Instructions to follow: Search the material for the string "MoTe₂", then report how many lines hold it, with no other text.

Saved entries:
-- Start --
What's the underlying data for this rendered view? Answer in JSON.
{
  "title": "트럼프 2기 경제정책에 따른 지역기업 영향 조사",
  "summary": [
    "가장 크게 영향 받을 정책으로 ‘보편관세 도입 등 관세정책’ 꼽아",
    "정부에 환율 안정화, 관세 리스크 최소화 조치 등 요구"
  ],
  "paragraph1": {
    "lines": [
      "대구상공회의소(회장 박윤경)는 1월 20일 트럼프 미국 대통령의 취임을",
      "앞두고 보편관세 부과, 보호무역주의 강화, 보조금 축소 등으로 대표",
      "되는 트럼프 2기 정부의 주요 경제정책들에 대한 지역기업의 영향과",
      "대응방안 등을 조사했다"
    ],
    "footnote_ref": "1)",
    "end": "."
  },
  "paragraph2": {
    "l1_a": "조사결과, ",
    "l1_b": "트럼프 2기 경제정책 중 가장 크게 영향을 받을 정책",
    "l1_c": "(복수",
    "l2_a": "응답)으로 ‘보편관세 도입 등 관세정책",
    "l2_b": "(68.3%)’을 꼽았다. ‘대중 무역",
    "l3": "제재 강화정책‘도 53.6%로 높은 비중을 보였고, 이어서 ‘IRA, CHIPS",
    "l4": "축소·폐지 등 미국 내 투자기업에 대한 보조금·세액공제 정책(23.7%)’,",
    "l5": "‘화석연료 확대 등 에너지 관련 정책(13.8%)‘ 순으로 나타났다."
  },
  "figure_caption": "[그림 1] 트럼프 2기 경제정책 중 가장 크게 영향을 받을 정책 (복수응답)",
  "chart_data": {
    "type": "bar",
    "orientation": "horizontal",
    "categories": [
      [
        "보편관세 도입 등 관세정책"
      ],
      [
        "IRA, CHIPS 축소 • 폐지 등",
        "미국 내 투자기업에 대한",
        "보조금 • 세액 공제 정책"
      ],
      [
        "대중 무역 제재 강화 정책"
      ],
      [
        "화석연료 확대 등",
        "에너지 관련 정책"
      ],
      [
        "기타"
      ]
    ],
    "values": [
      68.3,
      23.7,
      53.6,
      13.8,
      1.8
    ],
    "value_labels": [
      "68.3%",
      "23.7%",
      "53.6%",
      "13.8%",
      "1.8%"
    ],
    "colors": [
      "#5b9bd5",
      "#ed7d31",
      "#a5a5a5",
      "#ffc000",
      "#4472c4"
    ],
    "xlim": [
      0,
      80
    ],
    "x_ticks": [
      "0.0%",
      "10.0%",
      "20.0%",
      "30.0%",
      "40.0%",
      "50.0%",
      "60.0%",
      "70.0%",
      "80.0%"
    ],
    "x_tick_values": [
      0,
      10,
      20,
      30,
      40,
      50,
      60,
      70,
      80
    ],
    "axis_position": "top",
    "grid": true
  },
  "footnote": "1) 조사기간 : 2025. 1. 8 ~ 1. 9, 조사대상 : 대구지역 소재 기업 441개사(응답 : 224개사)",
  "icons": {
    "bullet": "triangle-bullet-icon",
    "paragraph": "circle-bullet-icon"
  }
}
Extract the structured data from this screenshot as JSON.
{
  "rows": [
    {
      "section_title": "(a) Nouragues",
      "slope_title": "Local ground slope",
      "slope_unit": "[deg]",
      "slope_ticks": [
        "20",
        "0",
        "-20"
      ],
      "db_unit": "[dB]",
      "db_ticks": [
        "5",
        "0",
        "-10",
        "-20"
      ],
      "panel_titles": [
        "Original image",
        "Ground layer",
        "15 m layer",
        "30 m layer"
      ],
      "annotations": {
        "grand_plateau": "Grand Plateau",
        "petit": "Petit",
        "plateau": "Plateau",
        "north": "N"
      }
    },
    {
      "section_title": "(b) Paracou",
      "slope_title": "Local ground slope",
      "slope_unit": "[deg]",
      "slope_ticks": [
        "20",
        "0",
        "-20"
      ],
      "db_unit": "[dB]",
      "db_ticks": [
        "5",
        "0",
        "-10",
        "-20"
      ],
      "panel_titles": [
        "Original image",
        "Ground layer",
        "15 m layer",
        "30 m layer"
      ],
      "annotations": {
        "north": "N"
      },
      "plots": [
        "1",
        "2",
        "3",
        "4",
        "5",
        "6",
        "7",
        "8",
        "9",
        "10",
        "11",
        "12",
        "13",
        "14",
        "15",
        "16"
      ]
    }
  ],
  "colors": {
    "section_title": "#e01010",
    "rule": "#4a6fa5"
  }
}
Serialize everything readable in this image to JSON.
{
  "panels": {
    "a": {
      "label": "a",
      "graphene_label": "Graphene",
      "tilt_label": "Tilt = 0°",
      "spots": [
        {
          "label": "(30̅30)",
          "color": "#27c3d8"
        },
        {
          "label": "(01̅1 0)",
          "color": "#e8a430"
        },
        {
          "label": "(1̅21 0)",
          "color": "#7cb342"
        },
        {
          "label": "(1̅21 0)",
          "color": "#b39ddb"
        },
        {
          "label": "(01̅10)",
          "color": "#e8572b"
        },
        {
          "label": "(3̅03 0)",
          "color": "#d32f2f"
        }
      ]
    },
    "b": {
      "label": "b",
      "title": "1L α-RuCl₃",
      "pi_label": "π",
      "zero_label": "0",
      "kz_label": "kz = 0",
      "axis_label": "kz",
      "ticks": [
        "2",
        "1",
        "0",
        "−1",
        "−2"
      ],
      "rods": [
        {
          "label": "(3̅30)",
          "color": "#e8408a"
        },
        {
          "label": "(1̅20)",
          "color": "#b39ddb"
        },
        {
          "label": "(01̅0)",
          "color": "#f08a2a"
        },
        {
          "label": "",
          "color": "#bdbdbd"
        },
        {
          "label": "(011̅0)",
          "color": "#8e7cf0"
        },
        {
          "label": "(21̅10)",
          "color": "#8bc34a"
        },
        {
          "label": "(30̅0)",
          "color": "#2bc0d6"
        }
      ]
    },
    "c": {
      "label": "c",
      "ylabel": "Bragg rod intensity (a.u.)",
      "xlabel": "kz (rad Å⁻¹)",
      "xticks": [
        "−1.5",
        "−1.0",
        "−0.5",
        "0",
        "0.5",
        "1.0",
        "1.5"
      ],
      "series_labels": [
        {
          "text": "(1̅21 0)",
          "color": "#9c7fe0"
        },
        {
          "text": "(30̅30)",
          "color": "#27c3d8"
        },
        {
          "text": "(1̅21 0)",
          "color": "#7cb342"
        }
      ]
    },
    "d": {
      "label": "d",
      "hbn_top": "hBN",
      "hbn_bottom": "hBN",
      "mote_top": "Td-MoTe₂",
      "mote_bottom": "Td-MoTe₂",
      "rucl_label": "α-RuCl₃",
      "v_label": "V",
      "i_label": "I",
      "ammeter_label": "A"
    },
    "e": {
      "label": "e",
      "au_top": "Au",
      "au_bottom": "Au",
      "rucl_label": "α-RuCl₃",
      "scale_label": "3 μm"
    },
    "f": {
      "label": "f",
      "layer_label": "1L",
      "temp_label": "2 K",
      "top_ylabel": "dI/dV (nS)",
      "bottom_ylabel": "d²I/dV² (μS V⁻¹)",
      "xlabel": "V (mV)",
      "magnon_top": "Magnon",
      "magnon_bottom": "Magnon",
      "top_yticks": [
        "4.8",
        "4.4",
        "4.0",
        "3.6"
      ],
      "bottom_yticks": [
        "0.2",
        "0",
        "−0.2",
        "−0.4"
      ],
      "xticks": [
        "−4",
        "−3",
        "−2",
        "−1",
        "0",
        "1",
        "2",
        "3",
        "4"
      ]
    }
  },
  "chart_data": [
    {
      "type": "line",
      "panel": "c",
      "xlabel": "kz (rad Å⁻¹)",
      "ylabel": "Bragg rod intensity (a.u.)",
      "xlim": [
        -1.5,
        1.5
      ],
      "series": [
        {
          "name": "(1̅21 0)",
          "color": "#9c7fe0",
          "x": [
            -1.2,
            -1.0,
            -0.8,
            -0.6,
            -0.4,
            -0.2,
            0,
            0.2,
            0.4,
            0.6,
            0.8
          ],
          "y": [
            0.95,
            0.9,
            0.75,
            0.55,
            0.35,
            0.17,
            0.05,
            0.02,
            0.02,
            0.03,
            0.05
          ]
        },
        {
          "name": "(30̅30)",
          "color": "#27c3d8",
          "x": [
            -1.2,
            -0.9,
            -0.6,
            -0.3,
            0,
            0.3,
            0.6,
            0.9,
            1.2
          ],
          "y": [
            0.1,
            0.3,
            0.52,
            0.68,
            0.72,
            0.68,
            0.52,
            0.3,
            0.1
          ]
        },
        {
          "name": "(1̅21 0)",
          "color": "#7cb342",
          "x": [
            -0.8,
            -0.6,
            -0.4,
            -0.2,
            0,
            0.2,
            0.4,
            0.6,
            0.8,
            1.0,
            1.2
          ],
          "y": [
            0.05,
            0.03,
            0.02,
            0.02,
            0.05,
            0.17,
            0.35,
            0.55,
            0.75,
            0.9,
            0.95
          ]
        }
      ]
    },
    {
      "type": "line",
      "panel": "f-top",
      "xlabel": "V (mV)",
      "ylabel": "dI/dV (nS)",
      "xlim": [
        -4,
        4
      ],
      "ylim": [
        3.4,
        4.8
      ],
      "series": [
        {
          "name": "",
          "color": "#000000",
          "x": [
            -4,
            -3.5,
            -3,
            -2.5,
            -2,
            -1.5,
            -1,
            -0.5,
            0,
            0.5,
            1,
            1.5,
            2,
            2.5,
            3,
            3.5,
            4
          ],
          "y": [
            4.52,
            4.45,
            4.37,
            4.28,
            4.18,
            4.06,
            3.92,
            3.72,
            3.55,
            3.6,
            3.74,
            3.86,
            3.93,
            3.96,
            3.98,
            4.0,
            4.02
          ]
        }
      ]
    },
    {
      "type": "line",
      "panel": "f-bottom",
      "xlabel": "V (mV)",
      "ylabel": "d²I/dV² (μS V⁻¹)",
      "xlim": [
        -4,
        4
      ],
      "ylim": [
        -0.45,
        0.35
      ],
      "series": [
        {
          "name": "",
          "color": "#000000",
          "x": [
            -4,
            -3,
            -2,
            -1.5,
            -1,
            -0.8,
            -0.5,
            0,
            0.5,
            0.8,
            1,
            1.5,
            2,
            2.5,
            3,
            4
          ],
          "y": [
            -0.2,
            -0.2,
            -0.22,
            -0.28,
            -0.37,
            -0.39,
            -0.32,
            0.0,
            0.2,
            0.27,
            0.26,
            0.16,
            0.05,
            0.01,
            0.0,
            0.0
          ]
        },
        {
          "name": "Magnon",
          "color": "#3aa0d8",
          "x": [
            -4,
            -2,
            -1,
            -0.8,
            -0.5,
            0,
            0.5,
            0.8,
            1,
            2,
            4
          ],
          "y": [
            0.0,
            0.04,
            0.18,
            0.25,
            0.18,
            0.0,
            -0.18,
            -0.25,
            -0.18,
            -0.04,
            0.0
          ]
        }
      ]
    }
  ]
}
-- End --
Final answer: 2